[Some records]
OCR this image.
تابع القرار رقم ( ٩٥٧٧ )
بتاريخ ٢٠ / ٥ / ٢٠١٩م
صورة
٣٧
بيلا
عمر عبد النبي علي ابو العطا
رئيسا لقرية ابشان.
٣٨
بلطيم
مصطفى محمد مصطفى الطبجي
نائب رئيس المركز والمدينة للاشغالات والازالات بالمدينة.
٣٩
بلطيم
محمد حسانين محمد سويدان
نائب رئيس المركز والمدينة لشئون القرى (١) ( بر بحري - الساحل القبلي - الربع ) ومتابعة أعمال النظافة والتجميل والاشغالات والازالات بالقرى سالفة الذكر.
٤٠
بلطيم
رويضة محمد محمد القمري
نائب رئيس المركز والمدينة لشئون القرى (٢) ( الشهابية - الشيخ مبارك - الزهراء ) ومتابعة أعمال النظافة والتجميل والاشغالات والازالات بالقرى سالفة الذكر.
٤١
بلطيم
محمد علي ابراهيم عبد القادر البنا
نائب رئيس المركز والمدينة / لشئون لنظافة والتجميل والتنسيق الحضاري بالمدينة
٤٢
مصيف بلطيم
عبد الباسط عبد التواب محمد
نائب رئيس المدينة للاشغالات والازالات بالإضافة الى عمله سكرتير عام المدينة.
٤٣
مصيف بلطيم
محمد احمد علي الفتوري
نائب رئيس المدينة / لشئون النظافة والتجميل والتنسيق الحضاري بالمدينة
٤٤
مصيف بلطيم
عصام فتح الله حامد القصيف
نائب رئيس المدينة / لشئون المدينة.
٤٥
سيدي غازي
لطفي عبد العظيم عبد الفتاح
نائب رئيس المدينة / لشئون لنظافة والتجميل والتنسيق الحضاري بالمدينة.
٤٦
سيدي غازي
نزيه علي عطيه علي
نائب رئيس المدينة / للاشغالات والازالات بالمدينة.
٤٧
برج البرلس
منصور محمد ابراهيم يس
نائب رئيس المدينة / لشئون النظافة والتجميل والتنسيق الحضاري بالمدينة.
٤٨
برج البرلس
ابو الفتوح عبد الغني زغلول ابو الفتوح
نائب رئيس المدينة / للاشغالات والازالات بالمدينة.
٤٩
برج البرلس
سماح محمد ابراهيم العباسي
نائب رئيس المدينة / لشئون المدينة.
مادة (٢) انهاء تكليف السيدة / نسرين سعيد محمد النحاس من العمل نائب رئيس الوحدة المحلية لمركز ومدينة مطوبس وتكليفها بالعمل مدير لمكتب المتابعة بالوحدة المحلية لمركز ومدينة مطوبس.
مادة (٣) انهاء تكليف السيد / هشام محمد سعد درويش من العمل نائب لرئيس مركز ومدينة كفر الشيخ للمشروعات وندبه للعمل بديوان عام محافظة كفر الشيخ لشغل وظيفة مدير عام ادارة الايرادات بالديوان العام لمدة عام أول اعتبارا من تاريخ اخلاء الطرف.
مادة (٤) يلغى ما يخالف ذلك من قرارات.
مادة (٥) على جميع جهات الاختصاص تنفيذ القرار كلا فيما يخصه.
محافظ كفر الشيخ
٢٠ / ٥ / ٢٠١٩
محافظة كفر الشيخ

**Work required:** Copy out every line from the data above that has "تكليف" in it.

**Worked solution:**
مادة (٢) انهاء تكليف السيدة / نسرين سعيد محمد النحاس من العمل نائب رئيس الوحدة المحلية لمركز ومدينة مطوبس وتكليفها بالعمل مدير لمكتب المتابعة بالوحدة المحلية لمركز ومدينة مطوبس.
مادة (٣) انهاء تكليف السيد / هشام محمد سعد درويش من العمل نائب لرئيس مركز ومدينة كفر الشيخ للمشروعات وندبه للعمل بديوان عام محافظة كفر الشيخ لشغل وظيفة مدير عام ادارة الايرادات بالديوان العام لمدة عام أول اعتبارا من تاريخ اخلاء الطرف.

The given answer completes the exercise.